___ Dataset content

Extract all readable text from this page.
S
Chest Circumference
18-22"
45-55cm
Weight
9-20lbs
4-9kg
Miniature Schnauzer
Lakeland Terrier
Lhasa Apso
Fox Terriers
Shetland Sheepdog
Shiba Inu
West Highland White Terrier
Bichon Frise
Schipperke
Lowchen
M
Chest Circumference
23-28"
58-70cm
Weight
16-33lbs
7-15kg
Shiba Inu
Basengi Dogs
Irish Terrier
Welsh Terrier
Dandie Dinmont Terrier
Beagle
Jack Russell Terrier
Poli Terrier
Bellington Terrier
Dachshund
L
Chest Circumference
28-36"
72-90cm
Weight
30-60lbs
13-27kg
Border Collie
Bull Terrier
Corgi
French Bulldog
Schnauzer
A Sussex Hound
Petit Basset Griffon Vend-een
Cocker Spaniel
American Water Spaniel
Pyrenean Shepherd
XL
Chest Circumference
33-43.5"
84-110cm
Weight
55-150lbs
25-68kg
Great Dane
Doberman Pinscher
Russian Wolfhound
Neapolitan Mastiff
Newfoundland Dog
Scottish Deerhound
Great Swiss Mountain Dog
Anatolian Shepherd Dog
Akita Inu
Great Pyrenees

______

* Prompt
Write down the full listing again, exactly.

* Result of the task
Extract all readable text from this page.
S
Chest Circumference
18-22"
45-55cm
Weight
9-20lbs
4-9kg
Miniature Schnauzer
Lakeland Terrier
Lhasa Apso
Fox Terriers
Shetland Sheepdog
Shiba Inu
West Highland White Terrier
Bichon Frise
Schipperke
Lowchen
M
Chest Circumference
23-28"
58-70cm
Weight
16-33lbs
7-15kg
Shiba Inu
Basengi Dogs
Irish Terrier
Welsh Terrier
Dandie Dinmont Terrier
Beagle
Jack Russell Terrier
Poli Terrier
Bellington Terrier
Dachshund
L
Chest Circumference
28-36"
72-90cm
Weight
30-60lbs
13-27kg
Border Collie
Bull Terrier
Corgi
French Bulldog
Schnauzer
A Sussex Hound
Petit Basset Griffon Vend-een
Cocker Spaniel
American Water Spaniel
Pyrenean Shepherd
XL
Chest Circumference
33-43.5"
84-110cm
Weight
55-150lbs
25-68kg
Great Dane
Doberman Pinscher
Russian Wolfhound
Neapolitan Mastiff
Newfoundland Dog
Scottish Deerhound
Great Swiss Mountain Dog
Anatolian Shepherd Dog
Akita Inu
Great Pyrenees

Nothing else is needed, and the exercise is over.